Start of Provided entries

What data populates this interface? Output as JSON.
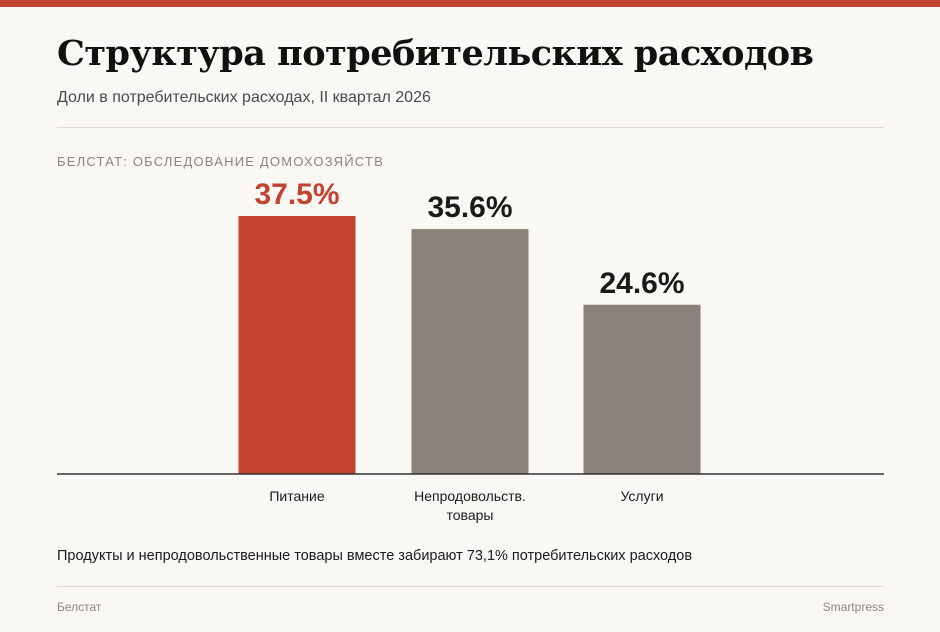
{
  "header": {
    "title": "Структура потребительских расходов",
    "subtitle": "Доли в потребительских расходах, II квартал 2026",
    "source_label": "БЕЛСТАТ: ОБСЛЕДОВАНИЕ ДОМОХОЗЯЙСТВ"
  },
  "chart_data": {
    "type": "bar",
    "categories": [
      [
        "Питание"
      ],
      [
        "Непродовольств.",
        "товары"
      ],
      [
        "Услуги"
      ]
    ],
    "values": [
      37.5,
      35.6,
      24.6
    ],
    "value_labels": [
      "37.5%",
      "35.6%",
      "24.6%"
    ],
    "unit": "%",
    "ylim": [
      0,
      40
    ],
    "grid": false,
    "highlight_index": 0,
    "colors": {
      "highlight": "#c2432f",
      "default": "#8a8279",
      "axis": "#333333",
      "label": "#1a1a1a"
    }
  },
  "note": "Продукты и непродовольственные товары вместе забирают 73,1% потребительских расходов",
  "footer": {
    "source": "Белстат",
    "publisher": "Smartpress"
  }
}
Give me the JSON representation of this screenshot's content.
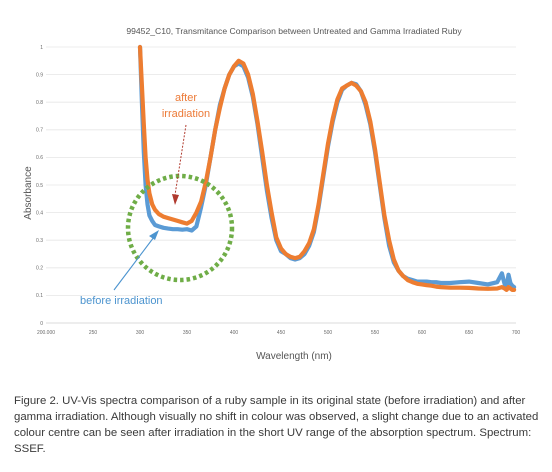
{
  "chart_data": {
    "type": "line",
    "title": "99452_C10, Transmitance Comparison between Untreated and Gamma Irradiated Ruby",
    "xlabel": "Wavelength (nm)",
    "ylabel": "Absorbance",
    "xlim": [
      200,
      700
    ],
    "ylim": [
      0,
      1
    ],
    "x_tick_labels": [
      "200.000",
      "250",
      "300",
      "350",
      "400",
      "450",
      "500",
      "550",
      "600",
      "650",
      "700"
    ],
    "y_tick_labels": [
      "0",
      "0.1",
      "0.2",
      "0.3",
      "0.4",
      "0.5",
      "0.6",
      "0.7",
      "0.8",
      "0.9",
      "1"
    ],
    "grid": "horizontal",
    "series": [
      {
        "key": "untreated",
        "color": "#5b9bd5",
        "x": [
          300,
          302,
          304,
          306,
          308,
          310,
          313,
          316,
          320,
          325,
          330,
          335,
          340,
          345,
          350,
          355,
          360,
          365,
          370,
          375,
          380,
          385,
          390,
          395,
          400,
          405,
          410,
          415,
          420,
          425,
          430,
          435,
          440,
          445,
          450,
          455,
          460,
          465,
          470,
          475,
          480,
          485,
          490,
          495,
          500,
          505,
          510,
          515,
          520,
          525,
          530,
          535,
          540,
          545,
          550,
          555,
          560,
          565,
          570,
          575,
          580,
          585,
          590,
          595,
          600,
          605,
          610,
          615,
          620,
          630,
          640,
          650,
          660,
          670,
          680,
          685,
          688,
          690,
          692,
          694,
          696,
          698
        ],
        "y": [
          1.0,
          0.8,
          0.62,
          0.5,
          0.43,
          0.39,
          0.37,
          0.355,
          0.35,
          0.345,
          0.342,
          0.34,
          0.34,
          0.338,
          0.34,
          0.335,
          0.35,
          0.42,
          0.5,
          0.6,
          0.7,
          0.79,
          0.85,
          0.9,
          0.93,
          0.94,
          0.93,
          0.89,
          0.82,
          0.72,
          0.6,
          0.48,
          0.38,
          0.3,
          0.26,
          0.25,
          0.235,
          0.23,
          0.235,
          0.25,
          0.28,
          0.33,
          0.42,
          0.53,
          0.64,
          0.73,
          0.8,
          0.845,
          0.86,
          0.87,
          0.865,
          0.84,
          0.79,
          0.72,
          0.62,
          0.5,
          0.38,
          0.28,
          0.22,
          0.19,
          0.17,
          0.16,
          0.155,
          0.15,
          0.15,
          0.15,
          0.148,
          0.148,
          0.145,
          0.145,
          0.148,
          0.15,
          0.145,
          0.14,
          0.148,
          0.18,
          0.14,
          0.13,
          0.175,
          0.145,
          0.135,
          0.13
        ]
      },
      {
        "key": "irradiated",
        "color": "#ed7d31",
        "x": [
          300,
          302,
          304,
          306,
          308,
          310,
          313,
          316,
          320,
          325,
          330,
          335,
          340,
          345,
          350,
          355,
          360,
          365,
          370,
          375,
          380,
          385,
          390,
          395,
          400,
          405,
          410,
          415,
          420,
          425,
          430,
          435,
          440,
          445,
          450,
          455,
          460,
          465,
          470,
          475,
          480,
          485,
          490,
          495,
          500,
          505,
          510,
          515,
          520,
          525,
          530,
          535,
          540,
          545,
          550,
          555,
          560,
          565,
          570,
          575,
          580,
          585,
          590,
          595,
          600,
          605,
          610,
          615,
          620,
          630,
          640,
          650,
          660,
          670,
          680,
          685,
          688,
          690,
          692,
          694,
          696,
          698
        ],
        "y": [
          1.0,
          0.86,
          0.72,
          0.6,
          0.52,
          0.47,
          0.43,
          0.41,
          0.395,
          0.385,
          0.38,
          0.375,
          0.37,
          0.365,
          0.36,
          0.37,
          0.4,
          0.44,
          0.51,
          0.6,
          0.7,
          0.78,
          0.85,
          0.9,
          0.93,
          0.95,
          0.94,
          0.9,
          0.83,
          0.73,
          0.62,
          0.5,
          0.4,
          0.31,
          0.27,
          0.25,
          0.24,
          0.235,
          0.24,
          0.26,
          0.29,
          0.34,
          0.43,
          0.54,
          0.65,
          0.74,
          0.81,
          0.85,
          0.86,
          0.87,
          0.86,
          0.84,
          0.8,
          0.73,
          0.63,
          0.51,
          0.39,
          0.3,
          0.23,
          0.19,
          0.17,
          0.155,
          0.148,
          0.142,
          0.14,
          0.137,
          0.135,
          0.132,
          0.13,
          0.128,
          0.128,
          0.127,
          0.125,
          0.124,
          0.125,
          0.13,
          0.125,
          0.12,
          0.13,
          0.125,
          0.12,
          0.12
        ]
      }
    ],
    "annotations": {
      "after": [
        "after",
        "irradiation"
      ],
      "before": "before irradiation"
    },
    "annotation_colors": {
      "after": "#ec7a37",
      "before": "#4c94cf",
      "circle": "#6fad47"
    }
  },
  "caption": "Figure 2. UV-Vis spectra comparison of a ruby sample in its original state (before irradiation) and after gamma irradiation. Although visually no shift in colour was observed, a slight change due to an activated colour centre can be seen after irradiation in the short UV range of the absorption spectrum. Spectrum: SSEF."
}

End of Provided entries

Goal: Write out the full listing verbatim, excluding its pictures.

Result for this task:
What data populates this interface? Output as JSON.
{
  "header": {
    "title": "Структура потребительских расходов",
    "subtitle": "Доли в потребительских расходах, II квартал 2026",
    "source_label": "БЕЛСТАТ: ОБСЛЕДОВАНИЕ ДОМОХОЗЯЙСТВ"
  },
  "chart_data": {
    "type": "bar",
    "categories": [
      [
        "Питание"
      ],
      [
        "Непродовольств.",
        "товары"
      ],
      [
        "Услуги"
      ]
    ],
    "values": [
      37.5,
      35.6,
      24.6
    ],
    "value_labels": [
      "37.5%",
      "35.6%",
      "24.6%"
    ],
    "unit": "%",
    "ylim": [
      0,
      40
    ],
    "grid": false,
    "highlight_index": 0,
    "colors": {
      "highlight": "#c2432f",
      "default": "#8a8279",
      "axis": "#333333",
      "label": "#1a1a1a"
    }
  },
  "note": "Продукты и непродовольственные товары вместе забирают 73,1% потребительских расходов",
  "footer": {
    "source": "Белстат",
    "publisher": "Smartpress"
  }
}
Give me the JSON representation of this screenshot's content.
{
  "chart_data": {
    "type": "line",
    "title": "99452_C10, Transmitance Comparison between Untreated and Gamma Irradiated Ruby",
    "xlabel": "Wavelength (nm)",
    "ylabel": "Absorbance",
    "xlim": [
      200,
      700
    ],
    "ylim": [
      0,
      1
    ],
    "x_tick_labels": [
      "200.000",
      "250",
      "300",
      "350",
      "400",
      "450",
      "500",
      "550",
      "600",
      "650",
      "700"
    ],
    "y_tick_labels": [
      "0",
      "0.1",
      "0.2",
      "0.3",
      "0.4",
      "0.5",
      "0.6",
      "0.7",
      "0.8",
      "0.9",
      "1"
    ],
    "grid": "horizontal",
    "series": [
      {
        "key": "untreated",
        "color": "#5b9bd5",
        "x": [
          300,
          302,
          304,
          306,
          308,
          310,
          313,
          316,
          320,
          325,
          330,
          335,
          340,
          345,
          350,
          355,
          360,
          365,
          370,
          375,
          380,
          385,
          390,
          395,
          400,
          405,
          410,
          415,
          420,
          425,
          430,
          435,
          440,
          445,
          450,
          455,
          460,
          465,
          470,
          475,
          480,
          485,
          490,
          495,
          500,
          505,
          510,
          515,
          520,
          525,
          530,
          535,
          540,
          545,
          550,
          555,
          560,
          565,
          570,
          575,
          580,
          585,
          590,
          595,
          600,
          605,
          610,
          615,
          620,
          630,
          640,
          650,
          660,
          670,
          680,
          685,
          688,
          690,
          692,
          694,
          696,
          698
        ],
        "y": [
          1.0,
          0.8,
          0.62,
          0.5,
          0.43,
          0.39,
          0.37,
          0.355,
          0.35,
          0.345,
          0.342,
          0.34,
          0.34,
          0.338,
          0.34,
          0.335,
          0.35,
          0.42,
          0.5,
          0.6,
          0.7,
          0.79,
          0.85,
          0.9,
          0.93,
          0.94,
          0.93,
          0.89,
          0.82,
          0.72,
          0.6,
          0.48,
          0.38,
          0.3,
          0.26,
          0.25,
          0.235,
          0.23,
          0.235,
          0.25,
          0.28,
          0.33,
          0.42,
          0.53,
          0.64,
          0.73,
          0.8,
          0.845,
          0.86,
          0.87,
          0.865,
          0.84,
          0.79,
          0.72,
          0.62,
          0.5,
          0.38,
          0.28,
          0.22,
          0.19,
          0.17,
          0.16,
          0.155,
          0.15,
          0.15,
          0.15,
          0.148,
          0.148,
          0.145,
          0.145,
          0.148,
          0.15,
          0.145,
          0.14,
          0.148,
          0.18,
          0.14,
          0.13,
          0.175,
          0.145,
          0.135,
          0.13
        ]
      },
      {
        "key": "irradiated",
        "color": "#ed7d31",
        "x": [
          300,
          302,
          304,
          306,
          308,
          310,
          313,
          316,
          320,
          325,
          330,
          335,
          340,
          345,
          350,
          355,
          360,
          365,
          370,
          375,
          380,
          385,
          390,
          395,
          400,
          405,
          410,
          415,
          420,
          425,
          430,
          435,
          440,
          445,
          450,
          455,
          460,
          465,
          470,
          475,
          480,
          485,
          490,
          495,
          500,
          505,
          510,
          515,
          520,
          525,
          530,
          535,
          540,
          545,
          550,
          555,
          560,
          565,
          570,
          575,
          580,
          585,
          590,
          595,
          600,
          605,
          610,
          615,
          620,
          630,
          640,
          650,
          660,
          670,
          680,
          685,
          688,
          690,
          692,
          694,
          696,
          698
        ],
        "y": [
          1.0,
          0.86,
          0.72,
          0.6,
          0.52,
          0.47,
          0.43,
          0.41,
          0.395,
          0.385,
          0.38,
          0.375,
          0.37,
          0.365,
          0.36,
          0.37,
          0.4,
          0.44,
          0.51,
          0.6,
          0.7,
          0.78,
          0.85,
          0.9,
          0.93,
          0.95,
          0.94,
          0.9,
          0.83,
          0.73,
          0.62,
          0.5,
          0.4,
          0.31,
          0.27,
          0.25,
          0.24,
          0.235,
          0.24,
          0.26,
          0.29,
          0.34,
          0.43,
          0.54,
          0.65,
          0.74,
          0.81,
          0.85,
          0.86,
          0.87,
          0.86,
          0.84,
          0.8,
          0.73,
          0.63,
          0.51,
          0.39,
          0.3,
          0.23,
          0.19,
          0.17,
          0.155,
          0.148,
          0.142,
          0.14,
          0.137,
          0.135,
          0.132,
          0.13,
          0.128,
          0.128,
          0.127,
          0.125,
          0.124,
          0.125,
          0.13,
          0.125,
          0.12,
          0.13,
          0.125,
          0.12,
          0.12
        ]
      }
    ],
    "annotations": {
      "after": [
        "after",
        "irradiation"
      ],
      "before": "before irradiation"
    },
    "annotation_colors": {
      "after": "#ec7a37",
      "before": "#4c94cf",
      "circle": "#6fad47"
    }
  },
  "caption": "Figure 2. UV-Vis spectra comparison of a ruby sample in its original state (before irradiation) and after gamma irradiation. Although visually no shift in colour was observed, a slight change due to an activated colour centre can be seen after irradiation in the short UV range of the absorption spectrum. Spectrum: SSEF."
}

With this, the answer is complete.